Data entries
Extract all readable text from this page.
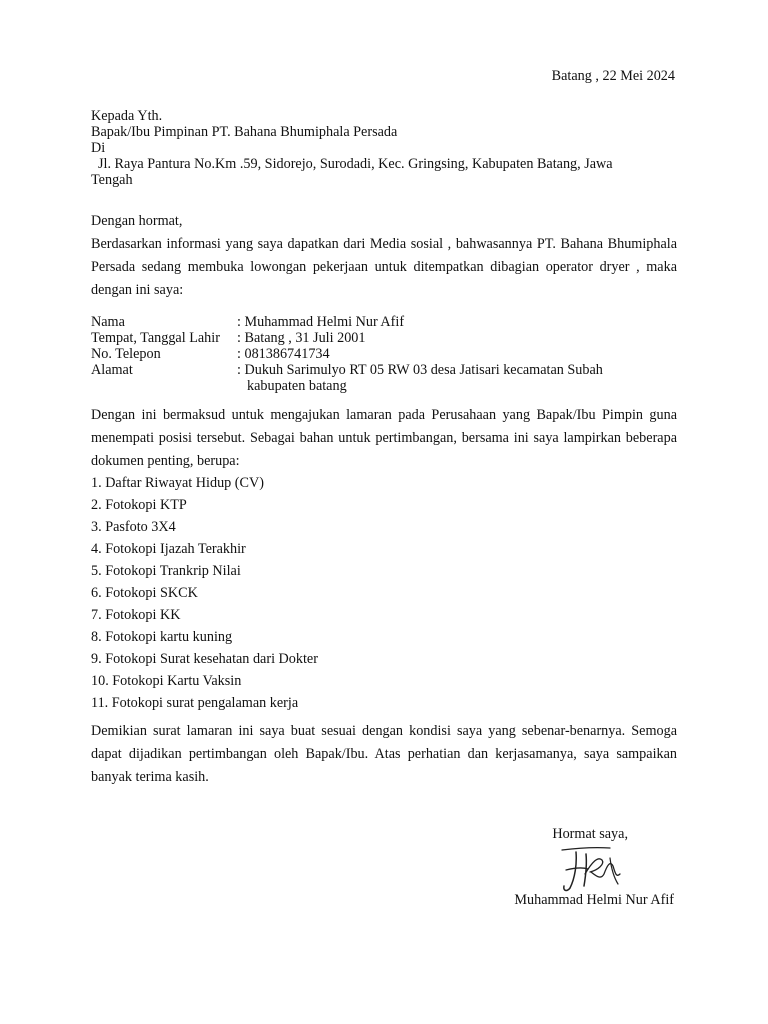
Batang , 22 Mei 2024
Kepada Yth.
Bapak/Ibu Pimpinan PT. Bahana Bhumiphala Persada
Di
Jl. Raya Pantura No.Km .59, Sidorejo, Surodadi, Kec. Gringsing, Kabupaten Batang, Jawa
Tengah
Dengan hormat,
Berdasarkan informasi yang saya dapatkan dari Media sosial , bahwasannya PT. Bahana Bhumiphala Persada sedang membuka lowongan pekerjaan untuk ditempatkan dibagian operator dryer , maka dengan ini saya:
Nama	: Muhammad Helmi Nur Afif
Tempat, Tanggal Lahir	: Batang , 31 Juli 2001
No. Telepon	: 081386741734
Alamat	: Dukuh Sarimulyo RT 05 RW 03 desa Jatisari kecamatan Subah
kabupaten batang
Dengan ini bermaksud untuk mengajukan lamaran pada Perusahaan yang Bapak/Ibu Pimpin guna menempati posisi tersebut. Sebagai bahan untuk pertimbangan, bersama ini saya lampirkan beberapa dokumen penting, berupa:
1. Daftar Riwayat Hidup (CV)
2. Fotokopi KTP
3. Pasfoto 3X4
4. Fotokopi Ijazah Terakhir
5. Fotokopi Trankrip Nilai
6. Fotokopi SKCK
7. Fotokopi KK
8. Fotokopi kartu kuning
9. Fotokopi Surat kesehatan dari Dokter
10. Fotokopi Kartu Vaksin
11. Fotokopi surat pengalaman kerja
Demikian surat lamaran ini saya buat sesuai dengan kondisi saya yang sebenar-benarnya. Semoga dapat dijadikan pertimbangan oleh Bapak/Ibu. Atas perhatian dan kerjasamanya, saya sampaikan banyak terima kasih.
Hormat saya,
Muhammad Helmi Nur Afif
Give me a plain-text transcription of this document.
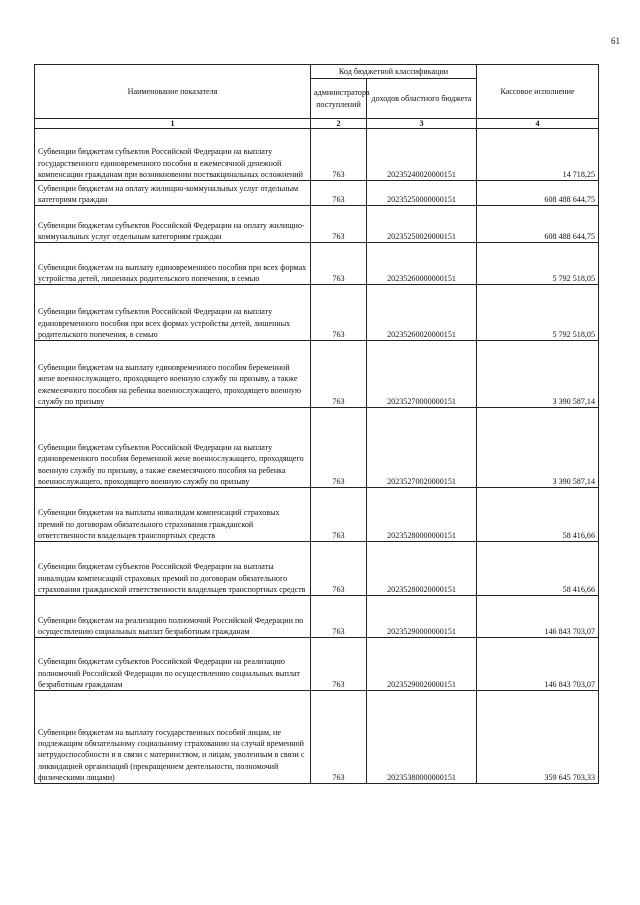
61
Наименование показателя	Код бюджетной классификации		Кассовое исполнение
	администратора поступлений	доходов областного бюджета	
1	2	3	4
Субвенции бюджетам субъектов Российской Федерации на выплату государственного единовременного пособия и ежемесячной денежной компенсации гражданам при возникновении поствакцинальных осложнений	763	20235240020000151	14 718,25
Субвенции бюджетам на оплату жилищно-коммунальных услуг отдельным категориям граждан	763	20235250000000151	608 488 644,75
Субвенции бюджетам субъектов Российской Федерации на оплату жилищно-коммунальных услуг отдельным категориям граждан	763	20235250020000151	608 488 644,75
Субвенции бюджетам на выплату единовременного пособия при всех формах устройства детей, лишенных родительского попечения, в семью	763	20235260000000151	5 792 518,05
Субвенции бюджетам субъектов Российской Федерации на выплату единовременного пособия при всех формах устройства детей, лишенных родительского попечения, в семью	763	20235260020000151	5 792 518,05
Субвенции бюджетам на выплату единовременного пособия беременной жене военнослужащего, проходящего военную службу по призыву, а также ежемесячного пособия на ребенка военнослужащего, проходящего военную службу по призыву	763	20235270000000151	3 390 587,14
Субвенции бюджетам субъектов Российской Федерации на выплату единовременного пособия беременной жене военнослужащего, проходящего военную службу по призыву, а также ежемесячного пособия на ребенка военнослужащего, проходящего военную службу по призыву	763	20235270020000151	3 390 587,14
Субвенции бюджетам на выплаты инвалидам компенсаций страховых премий по договорам обязательного страхования гражданской ответственности владельцев транспортных средств	763	20235280000000151	58 416,66
Субвенции бюджетам субъектов Российской Федерации на выплаты инвалидам компенсаций страховых премий по договорам обязательного страхования гражданской ответственности владельцев транспортных средств	763	20235280020000151	58 416,66
Субвенции бюджетам на реализацию полномочий Российской Федерации по осуществлению социальных выплат безработным гражданам	763	20235290000000151	146 843 703,07
Субвенции бюджетам субъектов Российской Федерации на реализацию полномочий Российской Федерации по осуществлению социальных выплат безработным гражданам	763	20235290020000151	146 843 703,07
Субвенции бюджетам на выплату государственных пособий лицам, не подлежащим обязательному социальному страхованию на случай временной нетрудоспособности и в связи с материнством, и лицам, уволенным в связи с ликвидацией организаций (прекращением деятельности, полномочий физическими лицами)	763	20235380000000151	359 645 703,33
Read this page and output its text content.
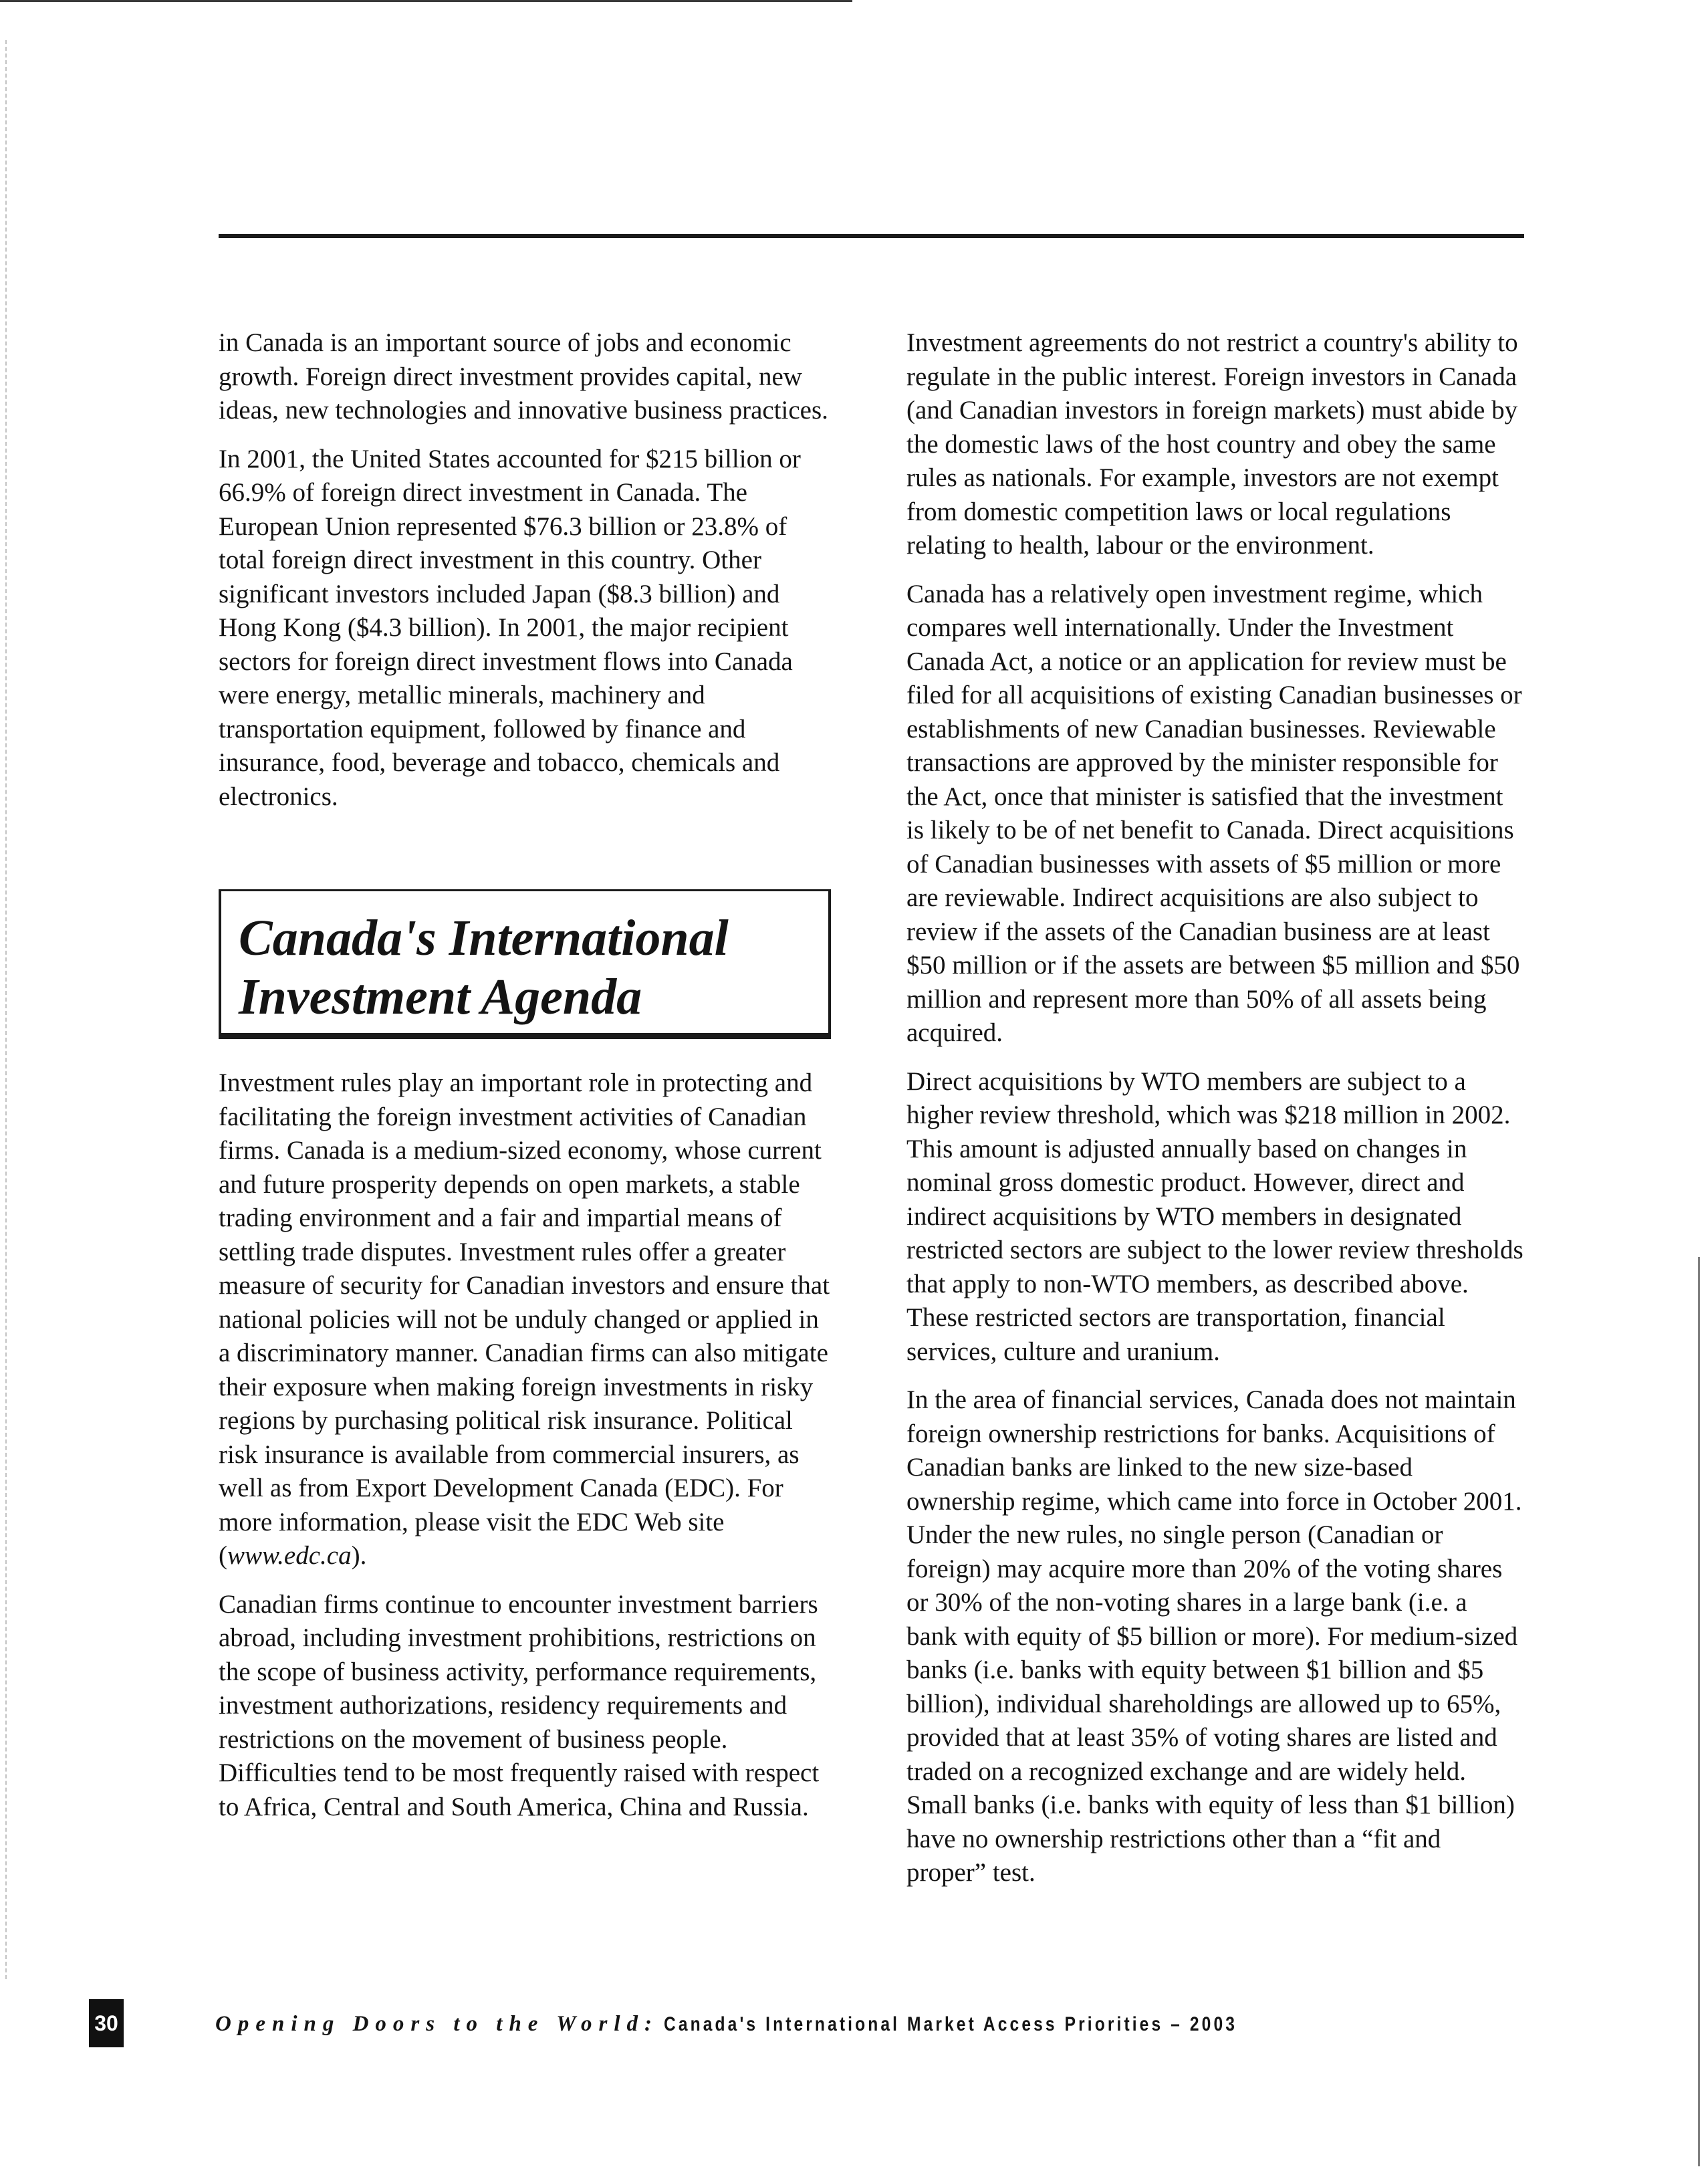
in Canada is an important source of jobs and economic growth. Foreign direct investment provides capital, new ideas, new technologies and innovative business practices.

In 2001, the United States accounted for $215 billion or 66.9% of foreign direct investment in Canada. The European Union represented $76.3 billion or 23.8% of total foreign direct investment in this country. Other significant investors included Japan ($8.3 billion) and Hong Kong ($4.3 billion). In 2001, the major recipient sectors for foreign direct investment flows into Canada were energy, metallic minerals, machinery and transportation equipment, followed by finance and insurance, food, beverage and tobacco, chemicals and electronics.

Canada's International
Investment Agenda

Investment rules play an important role in protecting and facilitating the foreign investment activities of Canadian firms. Canada is a medium-sized economy, whose current and future prosperity depends on open markets, a stable trading environment and a fair and impartial means of settling trade disputes. Investment rules offer a greater measure of security for Canadian investors and ensure that national policies will not be unduly changed or applied in a discriminatory manner. Canadian firms can also mitigate their exposure when making foreign investments in risky regions by purchasing political risk insurance. Political risk insurance is available from commercial insurers, as well as from Export Development Canada (EDC). For more information, please visit the EDC Web site (www.edc.ca).

Canadian firms continue to encounter investment barriers abroad, including investment prohibitions, restrictions on the scope of business activity, performance requirements, investment authorizations, residency requirements and restrictions on the movement of business people. Difficulties tend to be most frequently raised with respect to Africa, Central and South America, China and Russia.

Investment agreements do not restrict a country's ability to regulate in the public interest. Foreign investors in Canada (and Canadian investors in foreign markets) must abide by the domestic laws of the host country and obey the same rules as nationals. For example, investors are not exempt from domestic competition laws or local regulations relating to health, labour or the environment.

Canada has a relatively open investment regime, which compares well internationally. Under the Investment Canada Act, a notice or an application for review must be filed for all acquisitions of existing Canadian businesses or establishments of new Canadian businesses. Reviewable transactions are approved by the minister responsible for the Act, once that minister is satisfied that the investment is likely to be of net benefit to Canada. Direct acquisitions of Canadian businesses with assets of $5 million or more are reviewable. Indirect acquisitions are also subject to review if the assets of the Canadian business are at least $50 million or if the assets are between $5 million and $50 million and represent more than 50% of all assets being acquired.

Direct acquisitions by WTO members are subject to a higher review threshold, which was $218 million in 2002. This amount is adjusted annually based on changes in nominal gross domestic product. However, direct and indirect acquisitions by WTO members in designated restricted sectors are subject to the lower review thresholds that apply to non-WTO members, as described above. These restricted sectors are transportation, financial services, culture and uranium.

In the area of financial services, Canada does not maintain foreign ownership restrictions for banks. Acquisitions of Canadian banks are linked to the new size-based ownership regime, which came into force in October 2001. Under the new rules, no single person (Canadian or foreign) may acquire more than 20% of the voting shares or 30% of the non-voting shares in a large bank (i.e. a bank with equity of $5 billion or more). For medium-sized banks (i.e. banks with equity between $1 billion and $5 billion), individual shareholdings are allowed up to 65%, provided that at least 35% of voting shares are listed and traded on a recognized exchange and are widely held. Small banks (i.e. banks with equity of less than $1 billion) have no ownership restrictions other than a “fit and proper” test.

30	Opening Doors to the World: Canada's International Market Access Priorities – 2003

- GIVEN TASK -
Ascertain the number of lines in the entries that include the word "markets", and report only that number.

- EXPECTED ANSWER -
2